Dataset records on visual material

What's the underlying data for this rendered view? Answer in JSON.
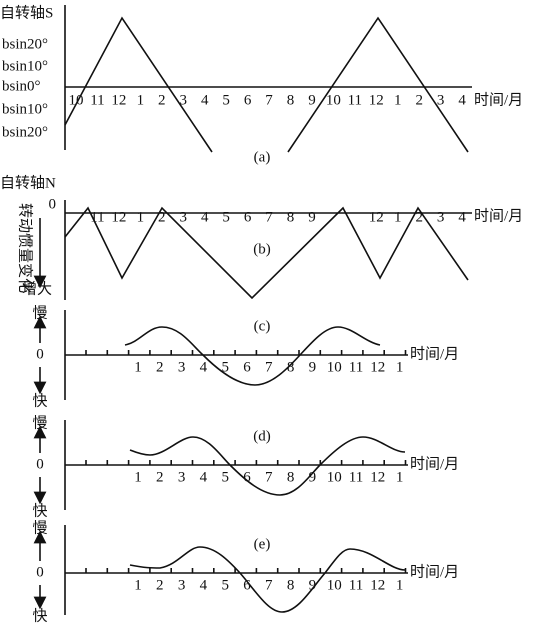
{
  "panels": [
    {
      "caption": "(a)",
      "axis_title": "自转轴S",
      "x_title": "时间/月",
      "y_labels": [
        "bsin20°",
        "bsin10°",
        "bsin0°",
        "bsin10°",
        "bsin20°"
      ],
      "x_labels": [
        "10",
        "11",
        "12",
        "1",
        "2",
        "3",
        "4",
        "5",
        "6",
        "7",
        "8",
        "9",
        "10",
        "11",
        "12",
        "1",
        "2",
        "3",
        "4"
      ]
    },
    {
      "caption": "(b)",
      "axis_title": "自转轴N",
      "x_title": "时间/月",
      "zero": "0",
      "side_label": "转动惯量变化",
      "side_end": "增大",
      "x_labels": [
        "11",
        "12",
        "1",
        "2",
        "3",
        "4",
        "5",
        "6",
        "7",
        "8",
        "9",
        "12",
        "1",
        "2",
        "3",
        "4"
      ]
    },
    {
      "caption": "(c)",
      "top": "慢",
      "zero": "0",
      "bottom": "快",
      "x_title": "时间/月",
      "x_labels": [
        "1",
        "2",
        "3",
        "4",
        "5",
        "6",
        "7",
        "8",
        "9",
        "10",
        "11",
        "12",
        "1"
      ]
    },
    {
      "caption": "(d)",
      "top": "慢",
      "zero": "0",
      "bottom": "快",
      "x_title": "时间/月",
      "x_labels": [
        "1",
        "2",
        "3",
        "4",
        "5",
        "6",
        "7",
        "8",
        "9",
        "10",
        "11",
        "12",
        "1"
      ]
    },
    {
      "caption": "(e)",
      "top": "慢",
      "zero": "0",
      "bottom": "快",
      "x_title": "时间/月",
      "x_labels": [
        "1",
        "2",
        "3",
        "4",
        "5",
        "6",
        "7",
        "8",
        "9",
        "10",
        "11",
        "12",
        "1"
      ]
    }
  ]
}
--
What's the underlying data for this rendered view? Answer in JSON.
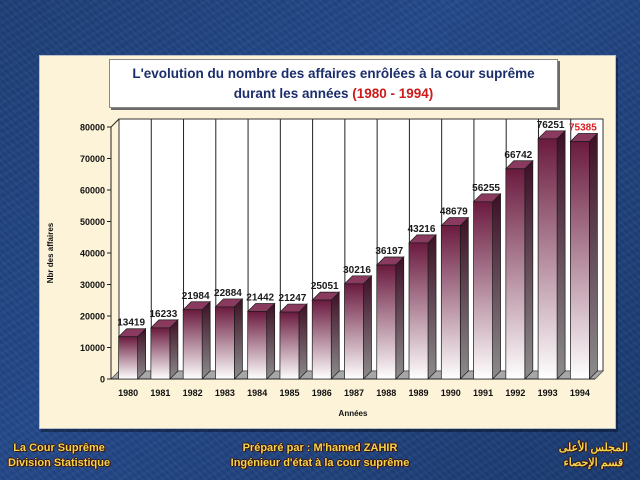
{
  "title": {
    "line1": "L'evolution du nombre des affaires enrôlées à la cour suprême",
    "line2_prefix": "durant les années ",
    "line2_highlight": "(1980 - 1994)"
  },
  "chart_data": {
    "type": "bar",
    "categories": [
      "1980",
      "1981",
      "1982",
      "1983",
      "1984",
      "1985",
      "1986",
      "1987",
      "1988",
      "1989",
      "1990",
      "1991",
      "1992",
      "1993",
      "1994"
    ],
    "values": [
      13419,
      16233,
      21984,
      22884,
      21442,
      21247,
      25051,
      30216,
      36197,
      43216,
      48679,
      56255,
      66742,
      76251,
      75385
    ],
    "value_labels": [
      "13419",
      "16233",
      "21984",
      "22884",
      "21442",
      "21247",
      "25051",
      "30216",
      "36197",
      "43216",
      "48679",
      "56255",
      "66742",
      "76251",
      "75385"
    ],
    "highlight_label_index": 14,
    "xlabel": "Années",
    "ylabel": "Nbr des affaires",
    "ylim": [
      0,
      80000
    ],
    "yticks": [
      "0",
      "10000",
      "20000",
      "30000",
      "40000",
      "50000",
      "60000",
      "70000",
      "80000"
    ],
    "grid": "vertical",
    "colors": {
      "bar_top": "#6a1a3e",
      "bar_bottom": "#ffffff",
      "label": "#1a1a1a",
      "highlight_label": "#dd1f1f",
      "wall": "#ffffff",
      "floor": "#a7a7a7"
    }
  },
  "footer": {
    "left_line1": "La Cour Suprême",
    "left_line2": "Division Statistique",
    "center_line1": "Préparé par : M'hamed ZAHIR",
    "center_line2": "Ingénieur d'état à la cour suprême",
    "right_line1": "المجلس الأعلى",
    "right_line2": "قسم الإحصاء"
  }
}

**REQUIREMENTS**
Read the data above. Pull out each line in which the string "caption" appears.

**RESULT**
      "caption": "(a)",
      "caption": "(b)",
      "caption": "(c)",
      "caption": "(d)",
      "caption": "(e)",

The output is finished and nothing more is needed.